*Task prompt*. Copy the lines that follow, keeping every character the same.

-- Start of Record set --

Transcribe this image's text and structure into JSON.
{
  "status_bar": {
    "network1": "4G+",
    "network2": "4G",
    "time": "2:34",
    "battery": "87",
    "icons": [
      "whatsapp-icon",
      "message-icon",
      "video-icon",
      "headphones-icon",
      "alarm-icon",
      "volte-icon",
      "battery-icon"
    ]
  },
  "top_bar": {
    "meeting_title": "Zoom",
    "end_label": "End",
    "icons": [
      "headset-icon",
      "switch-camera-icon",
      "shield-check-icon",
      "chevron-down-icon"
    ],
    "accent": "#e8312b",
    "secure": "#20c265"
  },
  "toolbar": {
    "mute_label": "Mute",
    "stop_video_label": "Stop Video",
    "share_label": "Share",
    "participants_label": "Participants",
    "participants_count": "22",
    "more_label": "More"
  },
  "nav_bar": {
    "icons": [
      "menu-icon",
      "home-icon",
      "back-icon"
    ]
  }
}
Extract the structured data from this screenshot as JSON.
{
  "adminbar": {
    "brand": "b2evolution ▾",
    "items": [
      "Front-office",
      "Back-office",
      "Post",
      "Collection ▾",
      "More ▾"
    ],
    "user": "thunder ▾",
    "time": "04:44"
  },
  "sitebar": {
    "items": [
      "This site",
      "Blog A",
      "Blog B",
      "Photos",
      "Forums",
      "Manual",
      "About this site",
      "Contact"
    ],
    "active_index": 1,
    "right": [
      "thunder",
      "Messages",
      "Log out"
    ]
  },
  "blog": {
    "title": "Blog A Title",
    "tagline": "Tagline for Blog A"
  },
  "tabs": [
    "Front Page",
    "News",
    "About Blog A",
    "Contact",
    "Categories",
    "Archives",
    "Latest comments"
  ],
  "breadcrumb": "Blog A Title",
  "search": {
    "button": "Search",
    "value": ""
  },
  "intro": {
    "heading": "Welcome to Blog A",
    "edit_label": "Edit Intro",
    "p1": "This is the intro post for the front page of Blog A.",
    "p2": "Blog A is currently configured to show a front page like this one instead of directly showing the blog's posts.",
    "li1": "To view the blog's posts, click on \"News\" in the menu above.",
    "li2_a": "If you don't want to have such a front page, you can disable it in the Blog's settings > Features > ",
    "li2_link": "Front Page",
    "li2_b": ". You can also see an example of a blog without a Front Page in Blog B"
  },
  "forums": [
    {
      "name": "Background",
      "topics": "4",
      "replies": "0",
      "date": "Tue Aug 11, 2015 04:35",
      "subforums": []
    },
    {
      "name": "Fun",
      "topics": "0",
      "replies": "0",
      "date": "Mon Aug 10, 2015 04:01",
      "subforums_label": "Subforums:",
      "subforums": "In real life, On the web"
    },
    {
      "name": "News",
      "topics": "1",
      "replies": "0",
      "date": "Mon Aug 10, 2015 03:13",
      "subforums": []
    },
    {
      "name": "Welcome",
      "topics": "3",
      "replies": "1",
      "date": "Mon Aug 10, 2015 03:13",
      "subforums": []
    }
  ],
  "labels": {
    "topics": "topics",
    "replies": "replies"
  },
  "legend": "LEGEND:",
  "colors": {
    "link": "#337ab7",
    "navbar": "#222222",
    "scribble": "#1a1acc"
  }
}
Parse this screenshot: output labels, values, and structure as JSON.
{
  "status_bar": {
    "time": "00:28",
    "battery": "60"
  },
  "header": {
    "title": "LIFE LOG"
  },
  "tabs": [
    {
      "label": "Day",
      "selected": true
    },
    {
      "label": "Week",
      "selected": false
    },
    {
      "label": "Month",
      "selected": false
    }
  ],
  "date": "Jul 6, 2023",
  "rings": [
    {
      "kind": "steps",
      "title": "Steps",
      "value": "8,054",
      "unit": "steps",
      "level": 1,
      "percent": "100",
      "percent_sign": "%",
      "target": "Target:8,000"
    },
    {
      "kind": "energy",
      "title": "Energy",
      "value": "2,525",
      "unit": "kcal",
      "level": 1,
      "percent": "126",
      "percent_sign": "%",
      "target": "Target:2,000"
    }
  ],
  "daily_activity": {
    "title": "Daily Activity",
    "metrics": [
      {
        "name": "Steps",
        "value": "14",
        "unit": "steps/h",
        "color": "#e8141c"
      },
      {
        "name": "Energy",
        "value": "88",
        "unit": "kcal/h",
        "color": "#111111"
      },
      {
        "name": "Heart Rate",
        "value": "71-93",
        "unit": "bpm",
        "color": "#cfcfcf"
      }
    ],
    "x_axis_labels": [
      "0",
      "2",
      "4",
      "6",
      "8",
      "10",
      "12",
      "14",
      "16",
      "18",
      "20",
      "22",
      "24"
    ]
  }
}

-- End of Record set --

*Answer in full*.
Transcribe this image's text and structure into JSON.
{
  "status_bar": {
    "network1": "4G+",
    "network2": "4G",
    "time": "2:34",
    "battery": "87",
    "icons": [
      "whatsapp-icon",
      "message-icon",
      "video-icon",
      "headphones-icon",
      "alarm-icon",
      "volte-icon",
      "battery-icon"
    ]
  },
  "top_bar": {
    "meeting_title": "Zoom",
    "end_label": "End",
    "icons": [
      "headset-icon",
      "switch-camera-icon",
      "shield-check-icon",
      "chevron-down-icon"
    ],
    "accent": "#e8312b",
    "secure": "#20c265"
  },
  "toolbar": {
    "mute_label": "Mute",
    "stop_video_label": "Stop Video",
    "share_label": "Share",
    "participants_label": "Participants",
    "participants_count": "22",
    "more_label": "More"
  },
  "nav_bar": {
    "icons": [
      "menu-icon",
      "home-icon",
      "back-icon"
    ]
  }
}
Extract the structured data from this screenshot as JSON.
{
  "adminbar": {
    "brand": "b2evolution ▾",
    "items": [
      "Front-office",
      "Back-office",
      "Post",
      "Collection ▾",
      "More ▾"
    ],
    "user": "thunder ▾",
    "time": "04:44"
  },
  "sitebar": {
    "items": [
      "This site",
      "Blog A",
      "Blog B",
      "Photos",
      "Forums",
      "Manual",
      "About this site",
      "Contact"
    ],
    "active_index": 1,
    "right": [
      "thunder",
      "Messages",
      "Log out"
    ]
  },
  "blog": {
    "title": "Blog A Title",
    "tagline": "Tagline for Blog A"
  },
  "tabs": [
    "Front Page",
    "News",
    "About Blog A",
    "Contact",
    "Categories",
    "Archives",
    "Latest comments"
  ],
  "breadcrumb": "Blog A Title",
  "search": {
    "button": "Search",
    "value": ""
  },
  "intro": {
    "heading": "Welcome to Blog A",
    "edit_label": "Edit Intro",
    "p1": "This is the intro post for the front page of Blog A.",
    "p2": "Blog A is currently configured to show a front page like this one instead of directly showing the blog's posts.",
    "li1": "To view the blog's posts, click on \"News\" in the menu above.",
    "li2_a": "If you don't want to have such a front page, you can disable it in the Blog's settings > Features > ",
    "li2_link": "Front Page",
    "li2_b": ". You can also see an example of a blog without a Front Page in Blog B"
  },
  "forums": [
    {
      "name": "Background",
      "topics": "4",
      "replies": "0",
      "date": "Tue Aug 11, 2015 04:35",
      "subforums": []
    },
    {
      "name": "Fun",
      "topics": "0",
      "replies": "0",
      "date": "Mon Aug 10, 2015 04:01",
      "subforums_label": "Subforums:",
      "subforums": "In real life, On the web"
    },
    {
      "name": "News",
      "topics": "1",
      "replies": "0",
      "date": "Mon Aug 10, 2015 03:13",
      "subforums": []
    },
    {
      "name": "Welcome",
      "topics": "3",
      "replies": "1",
      "date": "Mon Aug 10, 2015 03:13",
      "subforums": []
    }
  ],
  "labels": {
    "topics": "topics",
    "replies": "replies"
  },
  "legend": "LEGEND:",
  "colors": {
    "link": "#337ab7",
    "navbar": "#222222",
    "scribble": "#1a1acc"
  }
}
Parse this screenshot: output labels, values, and structure as JSON.
{
  "status_bar": {
    "time": "00:28",
    "battery": "60"
  },
  "header": {
    "title": "LIFE LOG"
  },
  "tabs": [
    {
      "label": "Day",
      "selected": true
    },
    {
      "label": "Week",
      "selected": false
    },
    {
      "label": "Month",
      "selected": false
    }
  ],
  "date": "Jul 6, 2023",
  "rings": [
    {
      "kind": "steps",
      "title": "Steps",
      "value": "8,054",
      "unit": "steps",
      "level": 1,
      "percent": "100",
      "percent_sign": "%",
      "target": "Target:8,000"
    },
    {
      "kind": "energy",
      "title": "Energy",
      "value": "2,525",
      "unit": "kcal",
      "level": 1,
      "percent": "126",
      "percent_sign": "%",
      "target": "Target:2,000"
    }
  ],
  "daily_activity": {
    "title": "Daily Activity",
    "metrics": [
      {
        "name": "Steps",
        "value": "14",
        "unit": "steps/h",
        "color": "#e8141c"
      },
      {
        "name": "Energy",
        "value": "88",
        "unit": "kcal/h",
        "color": "#111111"
      },
      {
        "name": "Heart Rate",
        "value": "71-93",
        "unit": "bpm",
        "color": "#cfcfcf"
      }
    ],
    "x_axis_labels": [
      "0",
      "2",
      "4",
      "6",
      "8",
      "10",
      "12",
      "14",
      "16",
      "18",
      "20",
      "22",
      "24"
    ]
  }
}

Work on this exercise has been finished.